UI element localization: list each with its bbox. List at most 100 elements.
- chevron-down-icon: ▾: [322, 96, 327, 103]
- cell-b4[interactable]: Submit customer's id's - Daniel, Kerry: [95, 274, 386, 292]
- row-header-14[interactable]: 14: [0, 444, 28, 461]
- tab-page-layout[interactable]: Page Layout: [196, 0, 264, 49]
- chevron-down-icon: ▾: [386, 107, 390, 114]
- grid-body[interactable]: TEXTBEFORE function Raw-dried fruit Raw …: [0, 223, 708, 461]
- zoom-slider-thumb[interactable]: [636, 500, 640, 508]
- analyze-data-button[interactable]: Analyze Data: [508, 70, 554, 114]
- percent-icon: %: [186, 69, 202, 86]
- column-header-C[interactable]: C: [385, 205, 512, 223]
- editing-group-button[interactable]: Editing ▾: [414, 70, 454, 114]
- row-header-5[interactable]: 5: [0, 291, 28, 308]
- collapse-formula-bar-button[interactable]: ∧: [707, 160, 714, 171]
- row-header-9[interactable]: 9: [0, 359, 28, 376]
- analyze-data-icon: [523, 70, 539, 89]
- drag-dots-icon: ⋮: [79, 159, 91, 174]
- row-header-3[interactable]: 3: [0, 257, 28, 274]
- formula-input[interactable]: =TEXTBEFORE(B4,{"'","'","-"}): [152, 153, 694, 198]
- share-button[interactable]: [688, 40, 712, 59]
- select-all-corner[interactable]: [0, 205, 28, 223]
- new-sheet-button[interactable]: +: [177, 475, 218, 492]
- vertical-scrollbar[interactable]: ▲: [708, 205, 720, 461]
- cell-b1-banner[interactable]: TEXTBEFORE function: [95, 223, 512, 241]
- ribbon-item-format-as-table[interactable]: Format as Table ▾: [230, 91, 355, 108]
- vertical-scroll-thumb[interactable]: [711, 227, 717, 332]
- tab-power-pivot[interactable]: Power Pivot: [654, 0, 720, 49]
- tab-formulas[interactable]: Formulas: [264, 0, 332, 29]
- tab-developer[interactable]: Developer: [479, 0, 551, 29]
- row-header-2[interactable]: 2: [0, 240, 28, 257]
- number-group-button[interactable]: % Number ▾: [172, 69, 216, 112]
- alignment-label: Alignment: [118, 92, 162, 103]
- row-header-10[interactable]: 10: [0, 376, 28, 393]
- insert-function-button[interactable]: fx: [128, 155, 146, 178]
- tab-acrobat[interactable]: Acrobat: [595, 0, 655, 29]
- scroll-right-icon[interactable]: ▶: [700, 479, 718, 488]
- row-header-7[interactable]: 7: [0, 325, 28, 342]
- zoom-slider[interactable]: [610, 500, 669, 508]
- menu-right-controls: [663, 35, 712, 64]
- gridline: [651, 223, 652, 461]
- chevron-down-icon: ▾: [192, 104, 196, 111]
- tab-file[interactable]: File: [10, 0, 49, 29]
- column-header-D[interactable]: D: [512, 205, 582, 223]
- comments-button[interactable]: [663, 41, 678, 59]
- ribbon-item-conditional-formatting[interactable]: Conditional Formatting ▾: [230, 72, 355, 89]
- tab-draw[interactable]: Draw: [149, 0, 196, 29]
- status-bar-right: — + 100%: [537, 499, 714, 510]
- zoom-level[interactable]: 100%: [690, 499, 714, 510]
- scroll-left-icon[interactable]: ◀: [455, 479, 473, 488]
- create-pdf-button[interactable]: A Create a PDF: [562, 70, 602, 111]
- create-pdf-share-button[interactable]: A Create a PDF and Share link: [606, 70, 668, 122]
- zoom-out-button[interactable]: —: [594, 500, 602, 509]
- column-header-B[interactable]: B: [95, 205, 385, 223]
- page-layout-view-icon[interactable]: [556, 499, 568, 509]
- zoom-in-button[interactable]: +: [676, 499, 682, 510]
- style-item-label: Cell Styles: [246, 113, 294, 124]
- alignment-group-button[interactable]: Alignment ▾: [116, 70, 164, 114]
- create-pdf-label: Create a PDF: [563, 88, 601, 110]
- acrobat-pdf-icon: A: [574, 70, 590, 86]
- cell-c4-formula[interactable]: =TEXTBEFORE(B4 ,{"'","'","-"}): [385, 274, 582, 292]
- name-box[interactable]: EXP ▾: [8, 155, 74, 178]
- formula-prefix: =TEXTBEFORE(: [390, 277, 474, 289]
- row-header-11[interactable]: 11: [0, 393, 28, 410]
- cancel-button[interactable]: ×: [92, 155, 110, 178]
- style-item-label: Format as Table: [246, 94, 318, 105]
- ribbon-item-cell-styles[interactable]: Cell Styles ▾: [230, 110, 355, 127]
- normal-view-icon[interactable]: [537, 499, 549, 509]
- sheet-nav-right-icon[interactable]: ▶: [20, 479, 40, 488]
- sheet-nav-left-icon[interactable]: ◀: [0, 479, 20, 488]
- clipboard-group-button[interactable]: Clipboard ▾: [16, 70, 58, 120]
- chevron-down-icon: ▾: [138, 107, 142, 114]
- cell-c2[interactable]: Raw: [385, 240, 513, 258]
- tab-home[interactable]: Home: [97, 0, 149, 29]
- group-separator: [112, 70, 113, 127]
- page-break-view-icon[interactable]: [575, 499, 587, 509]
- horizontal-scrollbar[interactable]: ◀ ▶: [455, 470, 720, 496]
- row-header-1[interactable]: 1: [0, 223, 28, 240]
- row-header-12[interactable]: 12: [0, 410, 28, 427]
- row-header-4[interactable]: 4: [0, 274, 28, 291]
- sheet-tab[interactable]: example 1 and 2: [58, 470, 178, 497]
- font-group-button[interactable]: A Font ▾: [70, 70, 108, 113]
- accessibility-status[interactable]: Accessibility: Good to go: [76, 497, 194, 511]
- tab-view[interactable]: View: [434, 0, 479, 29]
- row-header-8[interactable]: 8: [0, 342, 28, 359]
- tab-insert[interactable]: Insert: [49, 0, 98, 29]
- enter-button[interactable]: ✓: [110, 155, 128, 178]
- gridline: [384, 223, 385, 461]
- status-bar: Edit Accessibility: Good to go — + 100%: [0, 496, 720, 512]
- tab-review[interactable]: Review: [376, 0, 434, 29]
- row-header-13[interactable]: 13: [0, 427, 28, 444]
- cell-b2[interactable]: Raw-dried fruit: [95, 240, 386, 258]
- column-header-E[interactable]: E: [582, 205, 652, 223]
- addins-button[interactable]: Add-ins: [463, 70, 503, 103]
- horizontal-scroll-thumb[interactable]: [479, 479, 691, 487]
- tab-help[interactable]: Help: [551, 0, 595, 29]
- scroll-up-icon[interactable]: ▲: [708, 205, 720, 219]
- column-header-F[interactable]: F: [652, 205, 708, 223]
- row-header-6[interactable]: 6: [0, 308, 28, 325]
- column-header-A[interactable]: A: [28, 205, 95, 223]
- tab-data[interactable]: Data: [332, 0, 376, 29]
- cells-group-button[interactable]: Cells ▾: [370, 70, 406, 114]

=======

• _ABOUT THIS TASK_
Go through the entries above and pull out each line with "down" in it.

• _PROBLEM SOLUTION_
- chevron-down-icon: ▾: [322, 96, 327, 103]
- chevron-down-icon: ▾: [386, 107, 390, 114]
- chevron-down-icon: ▾: [192, 104, 196, 111]
- chevron-down-icon: ▾: [138, 107, 142, 114]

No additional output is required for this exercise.